#### What is asked
Your job is to restate each entry word for word.

Figure record extracts
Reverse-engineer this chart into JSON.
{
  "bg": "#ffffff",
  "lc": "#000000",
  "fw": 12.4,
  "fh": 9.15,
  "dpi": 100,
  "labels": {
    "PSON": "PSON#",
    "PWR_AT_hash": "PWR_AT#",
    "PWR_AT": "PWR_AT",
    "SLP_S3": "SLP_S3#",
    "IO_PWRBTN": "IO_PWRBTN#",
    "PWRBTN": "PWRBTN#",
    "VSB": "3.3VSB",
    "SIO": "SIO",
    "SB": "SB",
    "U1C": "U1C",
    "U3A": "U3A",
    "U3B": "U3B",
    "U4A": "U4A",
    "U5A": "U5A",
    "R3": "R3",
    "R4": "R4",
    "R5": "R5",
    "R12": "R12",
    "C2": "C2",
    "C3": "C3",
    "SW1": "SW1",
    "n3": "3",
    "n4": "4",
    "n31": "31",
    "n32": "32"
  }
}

#### Exercise answer
Reverse-engineer this chart into JSON.
{
  "bg": "#ffffff",
  "lc": "#000000",
  "fw": 12.4,
  "fh": 9.15,
  "dpi": 100,
  "labels": {
    "PSON": "PSON#",
    "PWR_AT_hash": "PWR_AT#",
    "PWR_AT": "PWR_AT",
    "SLP_S3": "SLP_S3#",
    "IO_PWRBTN": "IO_PWRBTN#",
    "PWRBTN": "PWRBTN#",
    "VSB": "3.3VSB",
    "SIO": "SIO",
    "SB": "SB",
    "U1C": "U1C",
    "U3A": "U3A",
    "U3B": "U3B",
    "U4A": "U4A",
    "U5A": "U5A",
    "R3": "R3",
    "R4": "R4",
    "R5": "R5",
    "R12": "R12",
    "C2": "C2",
    "C3": "C3",
    "SW1": "SW1",
    "n3": "3",
    "n4": "4",
    "n31": "31",
    "n32": "32"
  }
}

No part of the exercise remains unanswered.